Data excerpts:
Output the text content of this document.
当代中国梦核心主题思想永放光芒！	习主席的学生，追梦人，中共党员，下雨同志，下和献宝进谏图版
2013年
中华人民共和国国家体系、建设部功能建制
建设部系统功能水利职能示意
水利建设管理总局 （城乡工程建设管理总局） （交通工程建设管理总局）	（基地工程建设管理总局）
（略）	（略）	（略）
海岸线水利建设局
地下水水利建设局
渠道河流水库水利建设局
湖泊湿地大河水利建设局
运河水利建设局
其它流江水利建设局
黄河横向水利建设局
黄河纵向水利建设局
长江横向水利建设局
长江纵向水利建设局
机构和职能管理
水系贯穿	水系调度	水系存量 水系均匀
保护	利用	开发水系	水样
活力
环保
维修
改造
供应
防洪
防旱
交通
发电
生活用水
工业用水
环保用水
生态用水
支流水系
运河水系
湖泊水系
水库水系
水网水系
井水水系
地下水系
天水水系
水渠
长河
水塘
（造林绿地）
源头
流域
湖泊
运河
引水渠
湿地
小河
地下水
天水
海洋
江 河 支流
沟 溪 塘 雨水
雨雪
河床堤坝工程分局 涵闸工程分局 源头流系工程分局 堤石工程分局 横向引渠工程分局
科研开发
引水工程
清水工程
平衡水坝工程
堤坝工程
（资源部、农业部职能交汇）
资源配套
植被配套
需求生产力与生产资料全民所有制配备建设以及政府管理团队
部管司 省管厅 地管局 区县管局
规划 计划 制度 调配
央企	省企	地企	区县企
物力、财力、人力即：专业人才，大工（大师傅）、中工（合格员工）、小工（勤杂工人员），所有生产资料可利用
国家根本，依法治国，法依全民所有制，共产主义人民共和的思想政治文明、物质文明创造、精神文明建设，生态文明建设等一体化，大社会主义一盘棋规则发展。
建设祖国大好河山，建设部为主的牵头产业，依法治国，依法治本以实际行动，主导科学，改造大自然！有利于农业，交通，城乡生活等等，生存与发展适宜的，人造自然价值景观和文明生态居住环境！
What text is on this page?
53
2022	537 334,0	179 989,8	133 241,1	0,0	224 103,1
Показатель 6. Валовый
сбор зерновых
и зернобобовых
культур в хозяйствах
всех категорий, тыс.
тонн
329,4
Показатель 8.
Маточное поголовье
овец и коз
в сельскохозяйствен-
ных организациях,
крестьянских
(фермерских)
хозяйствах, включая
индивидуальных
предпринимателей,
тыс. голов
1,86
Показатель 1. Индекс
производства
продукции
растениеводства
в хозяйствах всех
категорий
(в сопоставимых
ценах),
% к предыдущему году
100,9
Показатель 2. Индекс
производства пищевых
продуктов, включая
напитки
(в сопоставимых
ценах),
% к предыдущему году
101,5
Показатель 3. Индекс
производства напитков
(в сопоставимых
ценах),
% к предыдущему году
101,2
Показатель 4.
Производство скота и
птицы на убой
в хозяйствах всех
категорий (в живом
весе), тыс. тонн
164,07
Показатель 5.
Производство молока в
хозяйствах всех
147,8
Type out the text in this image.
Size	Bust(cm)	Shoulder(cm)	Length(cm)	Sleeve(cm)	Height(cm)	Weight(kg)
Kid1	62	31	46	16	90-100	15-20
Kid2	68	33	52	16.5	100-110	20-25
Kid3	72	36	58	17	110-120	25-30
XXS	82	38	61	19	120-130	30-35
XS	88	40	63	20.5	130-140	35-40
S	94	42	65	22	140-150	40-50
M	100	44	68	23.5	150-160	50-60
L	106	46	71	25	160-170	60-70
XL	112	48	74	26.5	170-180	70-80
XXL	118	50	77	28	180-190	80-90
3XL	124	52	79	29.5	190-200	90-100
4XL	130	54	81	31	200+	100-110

◆ YOUR GOAL:
Return all the lines that contain the string "text".

◆ SOLUTION FOR THIS EXERCISE:
Output the text content of this document.
What text is on this page?
Type out the text in this image.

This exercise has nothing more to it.